→ AIM OF THE TASK
Copy exactly the last part of the entries, starting from the line with "Transcribe the text in this document." and including the final line.

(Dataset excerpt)
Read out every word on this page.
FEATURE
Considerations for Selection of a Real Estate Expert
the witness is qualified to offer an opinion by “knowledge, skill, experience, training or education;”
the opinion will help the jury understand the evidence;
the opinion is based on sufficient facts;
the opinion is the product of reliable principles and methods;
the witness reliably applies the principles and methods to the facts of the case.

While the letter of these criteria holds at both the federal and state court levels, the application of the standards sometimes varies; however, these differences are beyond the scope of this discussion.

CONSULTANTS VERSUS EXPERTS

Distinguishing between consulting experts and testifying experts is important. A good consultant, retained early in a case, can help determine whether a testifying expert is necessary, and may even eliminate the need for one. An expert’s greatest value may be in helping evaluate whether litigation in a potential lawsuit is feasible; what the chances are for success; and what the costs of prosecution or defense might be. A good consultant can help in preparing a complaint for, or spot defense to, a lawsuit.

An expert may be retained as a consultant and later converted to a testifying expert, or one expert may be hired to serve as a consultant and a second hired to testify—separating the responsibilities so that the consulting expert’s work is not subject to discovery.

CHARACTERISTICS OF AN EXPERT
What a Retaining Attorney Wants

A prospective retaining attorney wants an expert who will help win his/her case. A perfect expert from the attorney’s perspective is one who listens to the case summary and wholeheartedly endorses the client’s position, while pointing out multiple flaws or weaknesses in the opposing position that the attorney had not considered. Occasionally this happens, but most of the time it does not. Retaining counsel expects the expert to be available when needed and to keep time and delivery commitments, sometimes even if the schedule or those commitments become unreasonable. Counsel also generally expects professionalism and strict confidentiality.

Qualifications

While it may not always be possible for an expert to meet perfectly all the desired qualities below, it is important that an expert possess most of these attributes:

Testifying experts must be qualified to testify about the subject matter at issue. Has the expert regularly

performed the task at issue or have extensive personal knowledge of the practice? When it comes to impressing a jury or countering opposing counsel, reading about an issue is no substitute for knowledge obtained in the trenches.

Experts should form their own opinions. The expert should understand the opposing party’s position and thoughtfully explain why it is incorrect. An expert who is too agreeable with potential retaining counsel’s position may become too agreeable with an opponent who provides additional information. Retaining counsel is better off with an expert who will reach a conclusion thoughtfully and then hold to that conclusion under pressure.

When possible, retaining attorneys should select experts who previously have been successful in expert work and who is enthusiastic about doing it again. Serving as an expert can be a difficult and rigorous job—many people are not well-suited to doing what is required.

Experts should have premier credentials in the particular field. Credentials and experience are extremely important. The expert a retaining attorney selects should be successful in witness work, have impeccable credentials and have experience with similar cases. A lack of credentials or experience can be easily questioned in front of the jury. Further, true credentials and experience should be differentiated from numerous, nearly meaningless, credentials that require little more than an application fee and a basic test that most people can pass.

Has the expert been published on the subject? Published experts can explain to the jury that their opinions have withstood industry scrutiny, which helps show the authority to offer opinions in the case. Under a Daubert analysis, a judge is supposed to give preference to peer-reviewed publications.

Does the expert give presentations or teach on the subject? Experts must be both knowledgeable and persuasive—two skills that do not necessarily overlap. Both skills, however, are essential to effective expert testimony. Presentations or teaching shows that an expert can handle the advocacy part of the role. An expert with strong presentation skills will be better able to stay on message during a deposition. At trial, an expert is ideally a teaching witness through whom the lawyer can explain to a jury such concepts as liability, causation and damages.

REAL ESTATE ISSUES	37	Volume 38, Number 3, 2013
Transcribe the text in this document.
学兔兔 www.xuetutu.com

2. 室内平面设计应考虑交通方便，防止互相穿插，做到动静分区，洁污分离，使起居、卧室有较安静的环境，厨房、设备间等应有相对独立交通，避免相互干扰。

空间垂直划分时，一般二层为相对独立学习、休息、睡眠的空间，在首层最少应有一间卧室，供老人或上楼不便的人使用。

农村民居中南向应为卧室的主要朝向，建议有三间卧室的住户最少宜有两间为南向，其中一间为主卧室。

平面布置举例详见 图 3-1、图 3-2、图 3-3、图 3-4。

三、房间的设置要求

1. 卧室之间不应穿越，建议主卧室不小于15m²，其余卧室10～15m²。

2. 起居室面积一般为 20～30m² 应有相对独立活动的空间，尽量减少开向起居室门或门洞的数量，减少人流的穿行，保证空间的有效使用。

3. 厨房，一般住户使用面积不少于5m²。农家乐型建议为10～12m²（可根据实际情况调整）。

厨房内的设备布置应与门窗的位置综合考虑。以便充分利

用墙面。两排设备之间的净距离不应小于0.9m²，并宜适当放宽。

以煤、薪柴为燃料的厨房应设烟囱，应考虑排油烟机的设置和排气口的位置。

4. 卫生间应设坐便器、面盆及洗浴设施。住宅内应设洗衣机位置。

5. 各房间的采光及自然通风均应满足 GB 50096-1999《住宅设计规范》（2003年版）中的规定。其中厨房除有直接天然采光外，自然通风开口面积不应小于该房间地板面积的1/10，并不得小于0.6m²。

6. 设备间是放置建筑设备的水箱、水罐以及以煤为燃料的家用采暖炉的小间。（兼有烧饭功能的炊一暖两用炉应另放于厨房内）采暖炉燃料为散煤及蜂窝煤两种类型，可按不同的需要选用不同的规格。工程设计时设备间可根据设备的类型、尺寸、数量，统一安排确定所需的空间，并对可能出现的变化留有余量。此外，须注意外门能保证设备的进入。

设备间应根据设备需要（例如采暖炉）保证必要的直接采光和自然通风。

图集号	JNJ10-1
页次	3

→ EXERCISE RESULT
Transcribe the text in this document.
学兔兔 www.xuetutu.com

2. 室内平面设计应考虑交通方便，防止互相穿插，做到动静分区，洁污分离，使起居、卧室有较安静的环境，厨房、设备间等应有相对独立交通，避免相互干扰。

空间垂直划分时，一般二层为相对独立学习、休息、睡眠的空间，在首层最少应有一间卧室，供老人或上楼不便的人使用。

农村民居中南向应为卧室的主要朝向，建议有三间卧室的住户最少宜有两间为南向，其中一间为主卧室。

平面布置举例详见 图 3-1、图 3-2、图 3-3、图 3-4。

三、房间的设置要求

1. 卧室之间不应穿越，建议主卧室不小于15m²，其余卧室10～15m²。

2. 起居室面积一般为 20～30m² 应有相对独立活动的空间，尽量减少开向起居室门或门洞的数量，减少人流的穿行，保证空间的有效使用。

3. 厨房，一般住户使用面积不少于5m²。农家乐型建议为10～12m²（可根据实际情况调整）。

厨房内的设备布置应与门窗的位置综合考虑。以便充分利

用墙面。两排设备之间的净距离不应小于0.9m²，并宜适当放宽。

以煤、薪柴为燃料的厨房应设烟囱，应考虑排油烟机的设置和排气口的位置。

4. 卫生间应设坐便器、面盆及洗浴设施。住宅内应设洗衣机位置。

5. 各房间的采光及自然通风均应满足 GB 50096-1999《住宅设计规范》（2003年版）中的规定。其中厨房除有直接天然采光外，自然通风开口面积不应小于该房间地板面积的1/10，并不得小于0.6m²。

6. 设备间是放置建筑设备的水箱、水罐以及以煤为燃料的家用采暖炉的小间。（兼有烧饭功能的炊一暖两用炉应另放于厨房内）采暖炉燃料为散煤及蜂窝煤两种类型，可按不同的需要选用不同的规格。工程设计时设备间可根据设备的类型、尺寸、数量，统一安排确定所需的空间，并对可能出现的变化留有余量。此外，须注意外门能保证设备的进入。

设备间应根据设备需要（例如采暖炉）保证必要的直接采光和自然通风。

图集号	JNJ10-1
页次	3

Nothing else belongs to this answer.